## WHAT YOU HAVE TO DO
Look through the lines below and extract any with the word "Михаила".

** START OF PROVIDED DATA **

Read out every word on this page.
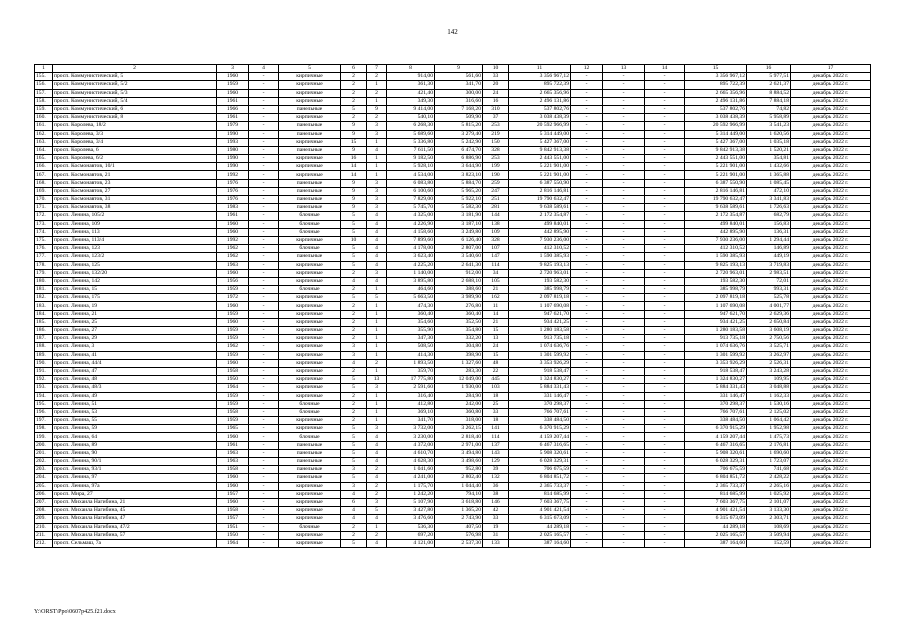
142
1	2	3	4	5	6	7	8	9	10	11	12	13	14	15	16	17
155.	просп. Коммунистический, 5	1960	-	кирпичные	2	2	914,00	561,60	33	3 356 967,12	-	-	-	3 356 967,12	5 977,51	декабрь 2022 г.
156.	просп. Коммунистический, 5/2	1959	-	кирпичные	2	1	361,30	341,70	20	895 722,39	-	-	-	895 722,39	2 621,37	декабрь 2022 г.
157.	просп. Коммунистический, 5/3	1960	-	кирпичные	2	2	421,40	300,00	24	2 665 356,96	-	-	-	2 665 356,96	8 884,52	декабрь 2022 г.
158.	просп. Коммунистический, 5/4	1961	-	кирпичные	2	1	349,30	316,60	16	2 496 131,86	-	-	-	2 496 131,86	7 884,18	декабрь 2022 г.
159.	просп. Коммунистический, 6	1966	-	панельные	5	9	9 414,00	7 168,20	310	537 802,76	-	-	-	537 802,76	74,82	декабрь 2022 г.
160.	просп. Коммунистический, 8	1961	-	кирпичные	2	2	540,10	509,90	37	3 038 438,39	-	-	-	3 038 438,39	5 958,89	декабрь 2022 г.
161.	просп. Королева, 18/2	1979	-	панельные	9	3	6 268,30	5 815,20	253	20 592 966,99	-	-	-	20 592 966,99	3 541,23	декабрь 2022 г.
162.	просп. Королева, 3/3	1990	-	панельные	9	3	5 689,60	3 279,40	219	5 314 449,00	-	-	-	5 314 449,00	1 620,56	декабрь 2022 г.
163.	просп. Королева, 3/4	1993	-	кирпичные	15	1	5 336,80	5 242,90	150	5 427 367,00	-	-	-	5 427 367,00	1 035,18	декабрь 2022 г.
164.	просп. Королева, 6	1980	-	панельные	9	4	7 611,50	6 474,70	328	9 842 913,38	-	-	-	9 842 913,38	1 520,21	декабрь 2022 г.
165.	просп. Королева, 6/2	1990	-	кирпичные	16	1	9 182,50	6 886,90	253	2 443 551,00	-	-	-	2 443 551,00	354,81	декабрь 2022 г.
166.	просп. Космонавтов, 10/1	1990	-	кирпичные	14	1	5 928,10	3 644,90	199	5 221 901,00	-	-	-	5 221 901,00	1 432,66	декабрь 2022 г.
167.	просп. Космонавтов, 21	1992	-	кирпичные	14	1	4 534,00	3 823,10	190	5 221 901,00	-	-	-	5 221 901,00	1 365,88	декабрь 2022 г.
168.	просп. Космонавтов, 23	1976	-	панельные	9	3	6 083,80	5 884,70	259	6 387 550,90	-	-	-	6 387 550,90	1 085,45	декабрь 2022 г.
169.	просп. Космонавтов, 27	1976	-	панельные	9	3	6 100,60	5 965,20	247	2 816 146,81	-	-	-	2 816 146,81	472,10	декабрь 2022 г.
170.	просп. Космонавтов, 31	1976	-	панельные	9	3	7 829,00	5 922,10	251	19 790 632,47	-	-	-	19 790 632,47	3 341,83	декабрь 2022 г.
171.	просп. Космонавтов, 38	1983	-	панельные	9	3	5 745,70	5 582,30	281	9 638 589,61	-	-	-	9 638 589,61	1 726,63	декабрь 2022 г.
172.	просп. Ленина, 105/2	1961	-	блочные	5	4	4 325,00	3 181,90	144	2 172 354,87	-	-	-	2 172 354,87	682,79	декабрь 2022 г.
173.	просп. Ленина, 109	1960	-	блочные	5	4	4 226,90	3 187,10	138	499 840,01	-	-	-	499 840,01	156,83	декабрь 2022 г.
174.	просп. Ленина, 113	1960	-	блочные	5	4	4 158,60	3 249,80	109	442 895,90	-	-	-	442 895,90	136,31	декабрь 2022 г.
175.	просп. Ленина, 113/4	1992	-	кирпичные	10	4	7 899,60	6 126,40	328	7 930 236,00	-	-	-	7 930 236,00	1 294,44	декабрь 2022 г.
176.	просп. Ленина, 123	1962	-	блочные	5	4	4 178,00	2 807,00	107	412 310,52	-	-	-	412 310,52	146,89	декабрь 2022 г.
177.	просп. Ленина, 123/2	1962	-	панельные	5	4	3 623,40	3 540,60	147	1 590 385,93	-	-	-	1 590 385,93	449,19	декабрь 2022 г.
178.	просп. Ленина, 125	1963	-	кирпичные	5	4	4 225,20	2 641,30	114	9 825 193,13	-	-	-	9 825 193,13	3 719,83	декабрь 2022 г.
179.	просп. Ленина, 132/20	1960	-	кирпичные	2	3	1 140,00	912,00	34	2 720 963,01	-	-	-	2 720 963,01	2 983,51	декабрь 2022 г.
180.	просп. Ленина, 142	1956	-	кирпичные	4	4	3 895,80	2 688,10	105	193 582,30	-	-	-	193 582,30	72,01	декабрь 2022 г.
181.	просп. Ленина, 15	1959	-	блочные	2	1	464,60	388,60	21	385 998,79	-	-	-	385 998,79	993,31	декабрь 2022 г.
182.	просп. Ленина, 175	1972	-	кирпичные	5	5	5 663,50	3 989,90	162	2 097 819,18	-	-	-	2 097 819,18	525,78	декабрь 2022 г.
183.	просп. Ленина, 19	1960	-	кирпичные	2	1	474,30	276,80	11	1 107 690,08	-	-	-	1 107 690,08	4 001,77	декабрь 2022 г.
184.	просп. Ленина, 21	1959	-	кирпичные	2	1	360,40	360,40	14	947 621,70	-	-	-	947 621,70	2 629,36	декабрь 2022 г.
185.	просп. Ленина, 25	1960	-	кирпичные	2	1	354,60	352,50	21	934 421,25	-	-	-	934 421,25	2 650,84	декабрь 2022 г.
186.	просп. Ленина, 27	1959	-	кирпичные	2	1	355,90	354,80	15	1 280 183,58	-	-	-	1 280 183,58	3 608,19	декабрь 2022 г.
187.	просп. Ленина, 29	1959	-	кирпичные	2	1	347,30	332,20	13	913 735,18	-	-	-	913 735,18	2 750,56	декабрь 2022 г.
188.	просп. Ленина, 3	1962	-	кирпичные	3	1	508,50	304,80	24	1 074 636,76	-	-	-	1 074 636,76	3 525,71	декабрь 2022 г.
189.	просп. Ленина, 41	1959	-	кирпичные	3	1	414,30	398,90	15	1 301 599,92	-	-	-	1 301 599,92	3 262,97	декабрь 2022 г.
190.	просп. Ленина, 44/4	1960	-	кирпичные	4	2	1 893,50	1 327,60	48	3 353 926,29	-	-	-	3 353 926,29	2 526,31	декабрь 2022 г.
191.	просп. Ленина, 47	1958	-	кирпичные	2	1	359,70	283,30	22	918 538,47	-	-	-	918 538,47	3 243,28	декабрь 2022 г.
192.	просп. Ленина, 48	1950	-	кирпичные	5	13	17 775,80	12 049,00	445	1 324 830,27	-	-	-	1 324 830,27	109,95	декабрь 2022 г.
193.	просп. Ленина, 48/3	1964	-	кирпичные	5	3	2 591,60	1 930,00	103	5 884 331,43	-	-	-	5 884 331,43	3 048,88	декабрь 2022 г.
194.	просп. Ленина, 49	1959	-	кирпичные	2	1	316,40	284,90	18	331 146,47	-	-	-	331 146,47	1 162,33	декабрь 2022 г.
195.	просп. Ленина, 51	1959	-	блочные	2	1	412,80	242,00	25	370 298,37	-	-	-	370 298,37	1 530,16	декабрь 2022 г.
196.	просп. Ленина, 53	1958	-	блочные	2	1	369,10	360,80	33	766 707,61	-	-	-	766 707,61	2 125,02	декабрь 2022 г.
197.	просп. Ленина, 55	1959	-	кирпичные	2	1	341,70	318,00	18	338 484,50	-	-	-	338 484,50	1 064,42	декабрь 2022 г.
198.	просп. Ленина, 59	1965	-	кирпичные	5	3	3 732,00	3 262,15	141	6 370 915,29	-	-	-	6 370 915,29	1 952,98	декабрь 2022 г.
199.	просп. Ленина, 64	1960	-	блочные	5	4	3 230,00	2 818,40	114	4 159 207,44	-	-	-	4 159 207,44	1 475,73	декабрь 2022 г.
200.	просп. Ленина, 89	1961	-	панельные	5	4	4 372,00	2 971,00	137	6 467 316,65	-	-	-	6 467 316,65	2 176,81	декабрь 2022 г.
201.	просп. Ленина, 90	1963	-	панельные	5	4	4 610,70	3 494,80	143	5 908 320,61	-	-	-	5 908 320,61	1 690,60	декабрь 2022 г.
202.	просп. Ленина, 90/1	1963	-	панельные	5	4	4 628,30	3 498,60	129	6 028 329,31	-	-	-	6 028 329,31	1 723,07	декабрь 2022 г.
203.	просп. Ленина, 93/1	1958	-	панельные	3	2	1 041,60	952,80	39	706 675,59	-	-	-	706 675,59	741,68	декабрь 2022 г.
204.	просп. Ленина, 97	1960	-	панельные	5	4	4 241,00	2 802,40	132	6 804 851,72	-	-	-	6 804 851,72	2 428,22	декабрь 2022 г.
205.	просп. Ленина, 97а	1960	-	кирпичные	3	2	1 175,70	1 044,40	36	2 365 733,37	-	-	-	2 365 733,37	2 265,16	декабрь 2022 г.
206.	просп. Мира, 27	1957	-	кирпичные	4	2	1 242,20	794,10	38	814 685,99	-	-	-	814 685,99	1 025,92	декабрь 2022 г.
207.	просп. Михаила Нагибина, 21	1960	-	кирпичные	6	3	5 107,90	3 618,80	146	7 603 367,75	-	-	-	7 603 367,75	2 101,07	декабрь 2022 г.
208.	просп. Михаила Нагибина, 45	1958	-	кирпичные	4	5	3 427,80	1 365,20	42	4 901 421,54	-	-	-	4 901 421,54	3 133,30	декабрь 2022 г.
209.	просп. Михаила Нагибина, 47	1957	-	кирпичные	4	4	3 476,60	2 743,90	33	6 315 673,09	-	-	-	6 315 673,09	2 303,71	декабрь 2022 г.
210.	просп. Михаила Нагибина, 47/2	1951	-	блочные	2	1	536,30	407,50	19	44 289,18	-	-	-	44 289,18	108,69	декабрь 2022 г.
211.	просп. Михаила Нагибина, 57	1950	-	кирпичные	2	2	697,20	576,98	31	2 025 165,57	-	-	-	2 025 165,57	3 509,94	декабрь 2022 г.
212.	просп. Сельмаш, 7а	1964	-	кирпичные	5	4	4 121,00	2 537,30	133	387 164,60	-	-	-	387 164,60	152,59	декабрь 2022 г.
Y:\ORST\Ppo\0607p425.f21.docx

** END OF PROVIDED DATA **

## SOLUTION FOR THIS PROBLEM
207.	просп. Михаила Нагибина, 21	1960	-	кирпичные	6	3	5 107,90	3 618,80	146	7 603 367,75	-	-	-	7 603 367,75	2 101,07	декабрь 2022 г.
208.	просп. Михаила Нагибина, 45	1958	-	кирпичные	4	5	3 427,80	1 365,20	42	4 901 421,54	-	-	-	4 901 421,54	3 133,30	декабрь 2022 г.
209.	просп. Михаила Нагибина, 47	1957	-	кирпичные	4	4	3 476,60	2 743,90	33	6 315 673,09	-	-	-	6 315 673,09	2 303,71	декабрь 2022 г.
210.	просп. Михаила Нагибина, 47/2	1951	-	блочные	2	1	536,30	407,50	19	44 289,18	-	-	-	44 289,18	108,69	декабрь 2022 г.
211.	просп. Михаила Нагибина, 57	1950	-	кирпичные	2	2	697,20	576,98	31	2 025 165,57	-	-	-	2 025 165,57	3 509,94	декабрь 2022 г.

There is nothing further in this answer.